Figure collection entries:
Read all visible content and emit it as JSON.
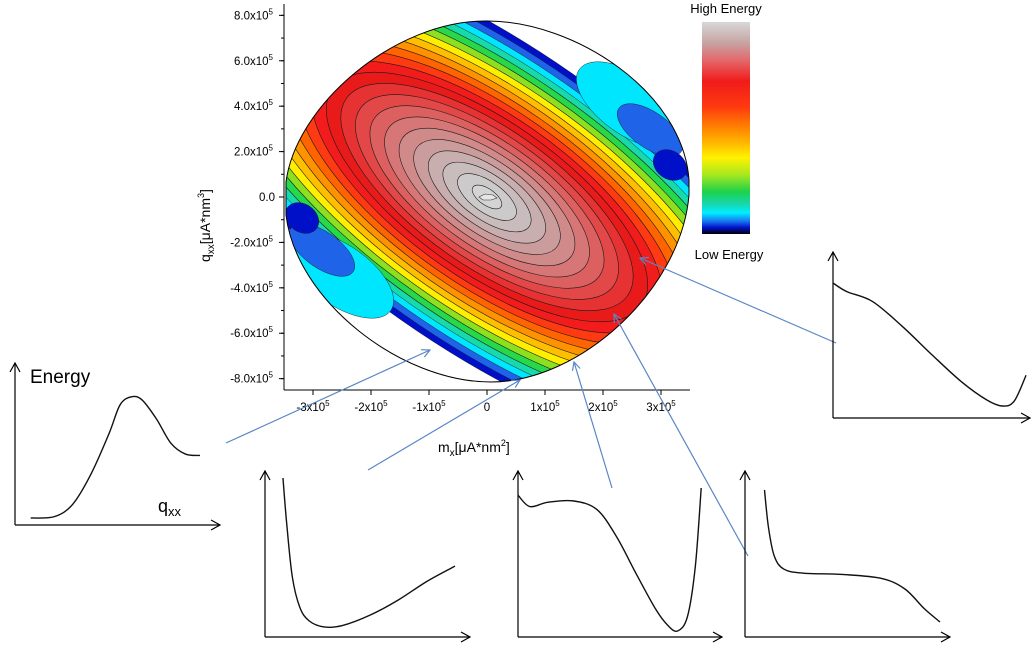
{
  "chart_data": [
    {
      "type": "heatmap",
      "description_kind": "contour",
      "xlabel": {
        "base": "m",
        "sub": "x",
        "units_prefix": "[μA*nm",
        "units_sup": "2",
        "units_suffix": "]"
      },
      "ylabel": {
        "base": "q",
        "sub": "xx",
        "units_prefix": "[μA*nm",
        "units_sup": "3",
        "units_suffix": "]"
      },
      "xlim": [
        -350000,
        350000
      ],
      "ylim": [
        -850000,
        850000
      ],
      "x_ticks": [
        {
          "value": -300000,
          "mant": "-3x10",
          "exp": "5"
        },
        {
          "value": -200000,
          "mant": "-2x10",
          "exp": "5"
        },
        {
          "value": -100000,
          "mant": "-1x10",
          "exp": "5"
        },
        {
          "value": 0,
          "mant": "0",
          "exp": ""
        },
        {
          "value": 100000,
          "mant": "1x10",
          "exp": "5"
        },
        {
          "value": 200000,
          "mant": "2x10",
          "exp": "5"
        },
        {
          "value": 300000,
          "mant": "3x10",
          "exp": "5"
        }
      ],
      "y_ticks": [
        {
          "value": 800000,
          "mant": "8.0x10",
          "exp": "5"
        },
        {
          "value": 600000,
          "mant": "6.0x10",
          "exp": "5"
        },
        {
          "value": 400000,
          "mant": "4.0x10",
          "exp": "5"
        },
        {
          "value": 200000,
          "mant": "2.0x10",
          "exp": "5"
        },
        {
          "value": 0,
          "mant": "0.0",
          "exp": ""
        },
        {
          "value": -200000,
          "mant": "-2.0x10",
          "exp": "5"
        },
        {
          "value": -400000,
          "mant": "-4.0x10",
          "exp": "5"
        },
        {
          "value": -600000,
          "mant": "-6.0x10",
          "exp": "5"
        },
        {
          "value": -800000,
          "mant": "-8.0x10",
          "exp": "5"
        }
      ],
      "colorbar": {
        "high_label": "High Energy",
        "low_label": "Low Energy"
      },
      "maximum_at": [
        0,
        0
      ],
      "grid": false
    },
    {
      "type": "line",
      "role": "energy profile (left)",
      "y_axis_label": "Energy",
      "x_axis_label": {
        "base": "q",
        "sub": "xx"
      },
      "points": [
        [
          0.07,
          0.0
        ],
        [
          0.2,
          0.01
        ],
        [
          0.3,
          0.1
        ],
        [
          0.4,
          0.32
        ],
        [
          0.5,
          0.62
        ],
        [
          0.56,
          0.83
        ],
        [
          0.62,
          0.89
        ],
        [
          0.68,
          0.87
        ],
        [
          0.76,
          0.73
        ],
        [
          0.84,
          0.55
        ],
        [
          0.92,
          0.47
        ],
        [
          1.0,
          0.46
        ]
      ]
    },
    {
      "type": "line",
      "role": "energy profile (bottom 1)",
      "points": [
        [
          0.08,
          1.0
        ],
        [
          0.1,
          0.7
        ],
        [
          0.13,
          0.35
        ],
        [
          0.17,
          0.15
        ],
        [
          0.22,
          0.06
        ],
        [
          0.3,
          0.02
        ],
        [
          0.4,
          0.03
        ],
        [
          0.55,
          0.1
        ],
        [
          0.7,
          0.2
        ],
        [
          0.85,
          0.32
        ],
        [
          1.0,
          0.42
        ]
      ]
    },
    {
      "type": "line",
      "role": "energy profile (bottom 2)",
      "points": [
        [
          0.0,
          0.95
        ],
        [
          0.06,
          0.87
        ],
        [
          0.15,
          0.9
        ],
        [
          0.28,
          0.91
        ],
        [
          0.4,
          0.85
        ],
        [
          0.5,
          0.66
        ],
        [
          0.6,
          0.4
        ],
        [
          0.7,
          0.15
        ],
        [
          0.76,
          0.04
        ],
        [
          0.81,
          0.0
        ],
        [
          0.86,
          0.1
        ],
        [
          0.9,
          0.45
        ],
        [
          0.93,
          1.0
        ]
      ]
    },
    {
      "type": "line",
      "role": "energy profile (bottom 3)",
      "points": [
        [
          0.1,
          1.0
        ],
        [
          0.12,
          0.72
        ],
        [
          0.15,
          0.5
        ],
        [
          0.2,
          0.4
        ],
        [
          0.3,
          0.37
        ],
        [
          0.5,
          0.36
        ],
        [
          0.7,
          0.33
        ],
        [
          0.82,
          0.25
        ],
        [
          0.92,
          0.1
        ],
        [
          1.0,
          0.0
        ]
      ]
    },
    {
      "type": "line",
      "role": "energy profile (right)",
      "points": [
        [
          0.0,
          1.0
        ],
        [
          0.07,
          0.93
        ],
        [
          0.2,
          0.85
        ],
        [
          0.35,
          0.65
        ],
        [
          0.5,
          0.42
        ],
        [
          0.65,
          0.2
        ],
        [
          0.78,
          0.05
        ],
        [
          0.86,
          0.0
        ],
        [
          0.92,
          0.04
        ],
        [
          0.98,
          0.25
        ]
      ]
    }
  ]
}
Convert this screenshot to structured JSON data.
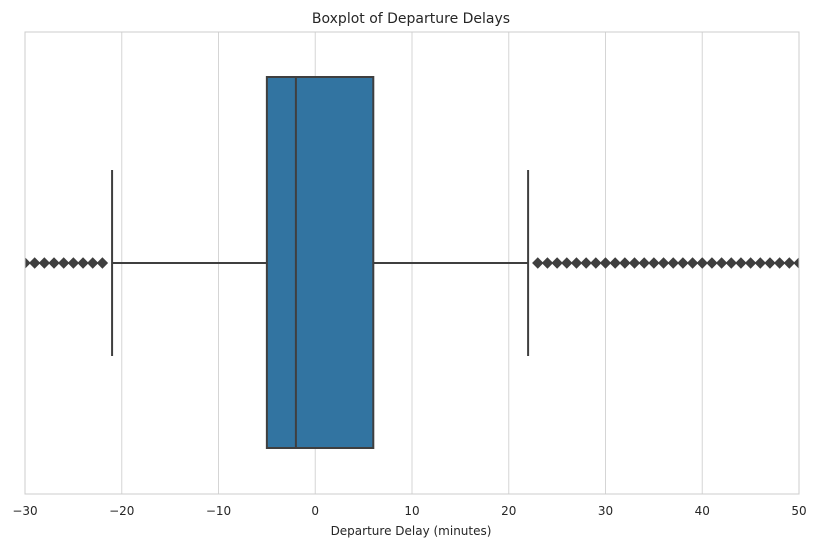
{
  "chart_data": {
    "type": "box",
    "title": "Boxplot of Departure Delays",
    "xlabel": "Departure Delay (minutes)",
    "ylabel": "",
    "xlim": [
      -30,
      50
    ],
    "xticks": [
      -30,
      -20,
      -10,
      0,
      10,
      20,
      30,
      40,
      50
    ],
    "xtick_labels": [
      "−30",
      "−20",
      "−10",
      "0",
      "10",
      "20",
      "30",
      "40",
      "50"
    ],
    "grid": true,
    "box": {
      "whisker_low": -21,
      "q1": -5,
      "median": -2,
      "q3": 6,
      "whisker_high": 22
    },
    "outliers": [
      -30,
      -29,
      -28,
      -27,
      -26,
      -25,
      -24,
      -23,
      -22,
      23,
      24,
      25,
      26,
      27,
      28,
      29,
      30,
      31,
      32,
      33,
      34,
      35,
      36,
      37,
      38,
      39,
      40,
      41,
      42,
      43,
      44,
      45,
      46,
      47,
      48,
      49,
      50
    ],
    "colors": {
      "box_fill": "#3274a1",
      "line": "#3f3f3f",
      "grid": "#d5d5d5",
      "frame": "#cccccc"
    }
  }
}
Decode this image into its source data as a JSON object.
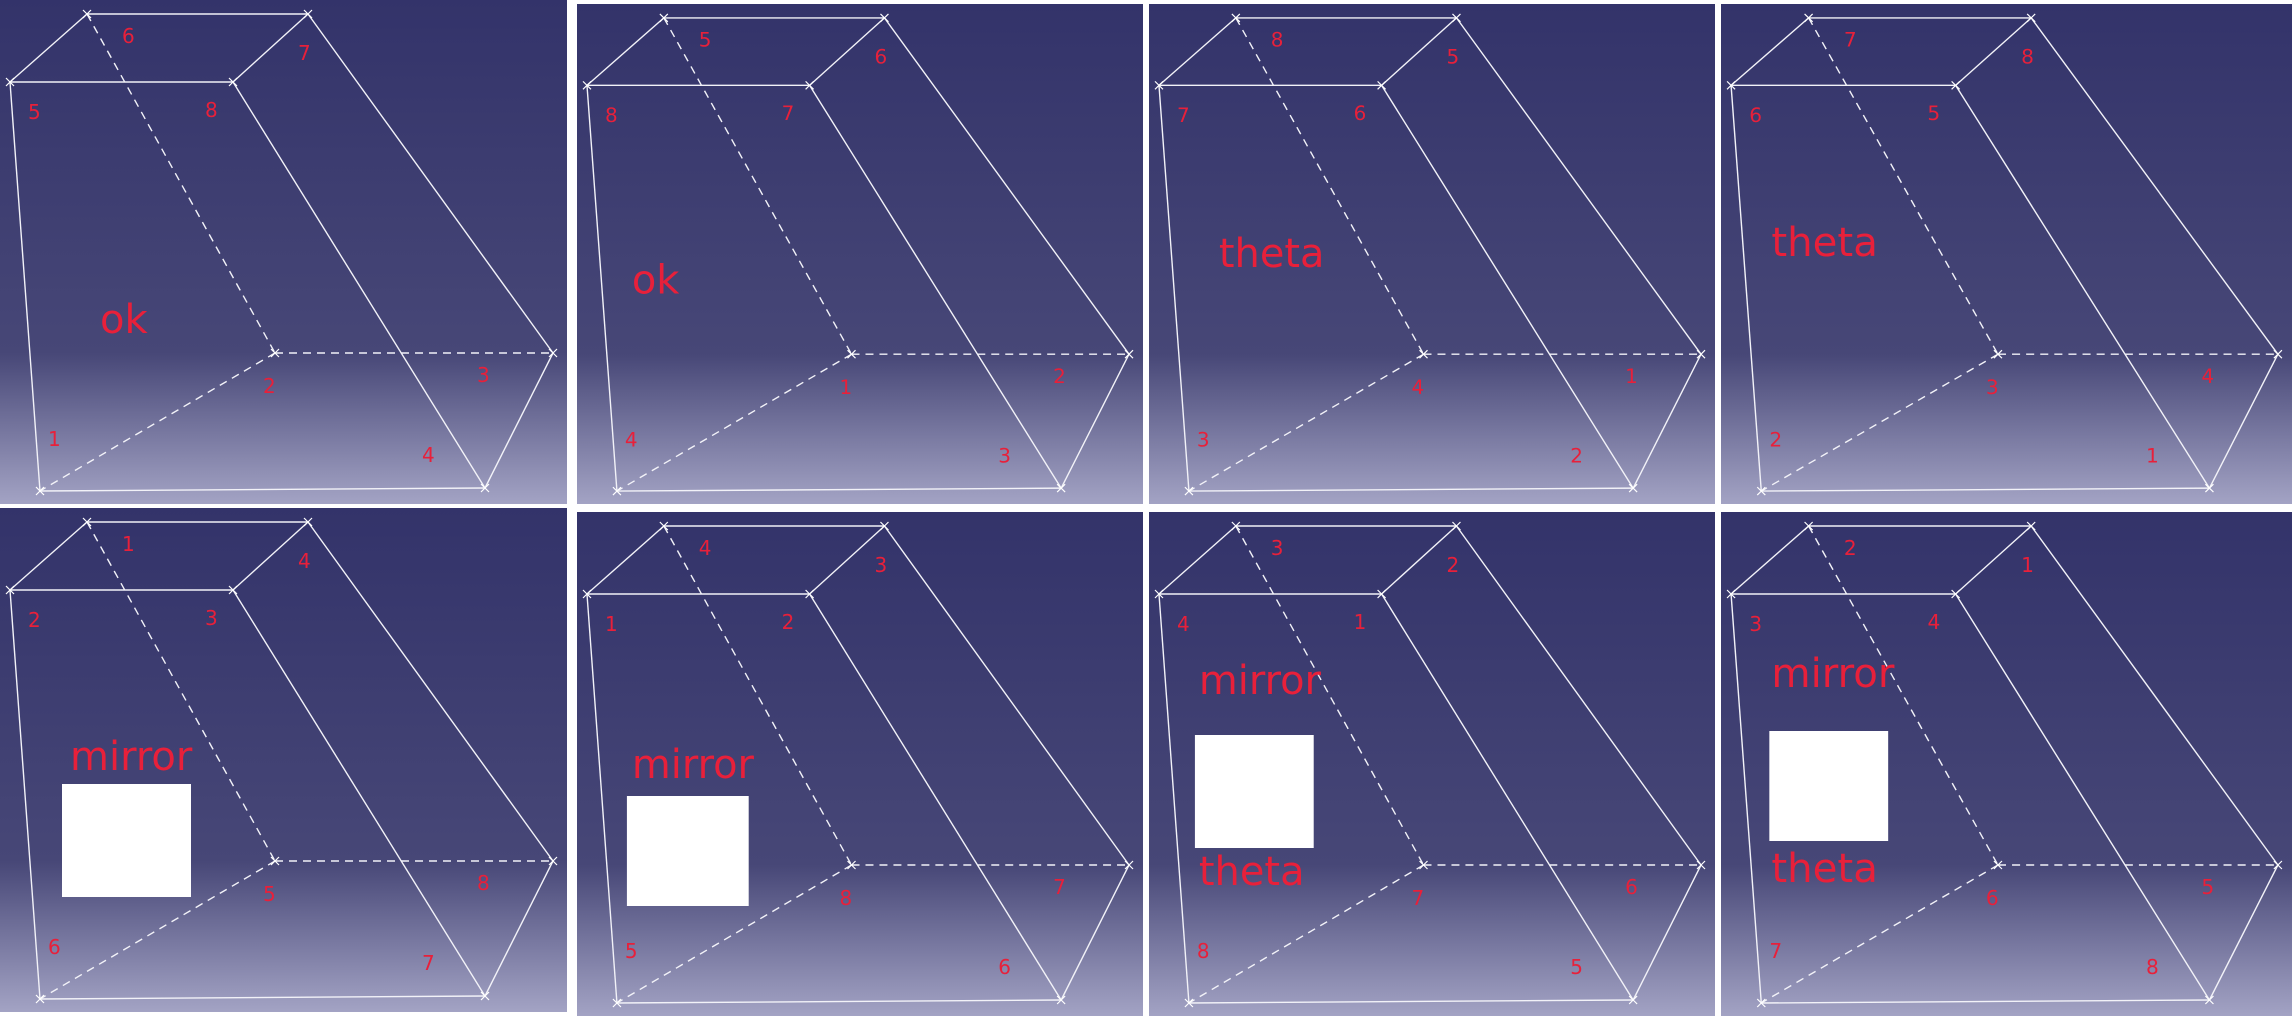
{
  "colors": {
    "bg_top": "#33336a",
    "bg_mid": "#474777",
    "bg_bottom": "#a3a3c4",
    "edge": "#f2f2f8",
    "label": "#e8203a",
    "separator": "#ffffff"
  },
  "panels": [
    {
      "id": "top-1",
      "labels": [
        "1",
        "2",
        "3",
        "4",
        "5",
        "6",
        "7",
        "8"
      ],
      "captions": [
        "ok"
      ],
      "mirror_box": false
    },
    {
      "id": "top-2",
      "labels": [
        "4",
        "1",
        "2",
        "3",
        "8",
        "5",
        "6",
        "7"
      ],
      "captions": [
        "ok"
      ],
      "mirror_box": false
    },
    {
      "id": "top-3",
      "labels": [
        "3",
        "4",
        "1",
        "2",
        "7",
        "8",
        "5",
        "6"
      ],
      "captions": [
        "theta"
      ],
      "mirror_box": false
    },
    {
      "id": "top-4",
      "labels": [
        "2",
        "3",
        "4",
        "1",
        "6",
        "7",
        "8",
        "5"
      ],
      "captions": [
        "theta"
      ],
      "mirror_box": false
    },
    {
      "id": "bottom-1",
      "labels": [
        "6",
        "5",
        "8",
        "7",
        "2",
        "1",
        "4",
        "3"
      ],
      "captions": [
        "mirror"
      ],
      "mirror_box": true
    },
    {
      "id": "bottom-2",
      "labels": [
        "5",
        "8",
        "7",
        "6",
        "1",
        "4",
        "3",
        "2"
      ],
      "captions": [
        "mirror"
      ],
      "mirror_box": true
    },
    {
      "id": "bottom-3",
      "labels": [
        "8",
        "7",
        "6",
        "5",
        "4",
        "3",
        "2",
        "1"
      ],
      "captions": [
        "mirror",
        "theta"
      ],
      "mirror_box": true
    },
    {
      "id": "bottom-4",
      "labels": [
        "7",
        "6",
        "5",
        "8",
        "3",
        "2",
        "1",
        "4"
      ],
      "captions": [
        "mirror",
        "theta"
      ],
      "mirror_box": true
    }
  ]
}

» **Instructions to follow**
Tell how many lines of the data include the word "this", and nothing else.

» **Exercise answer**
2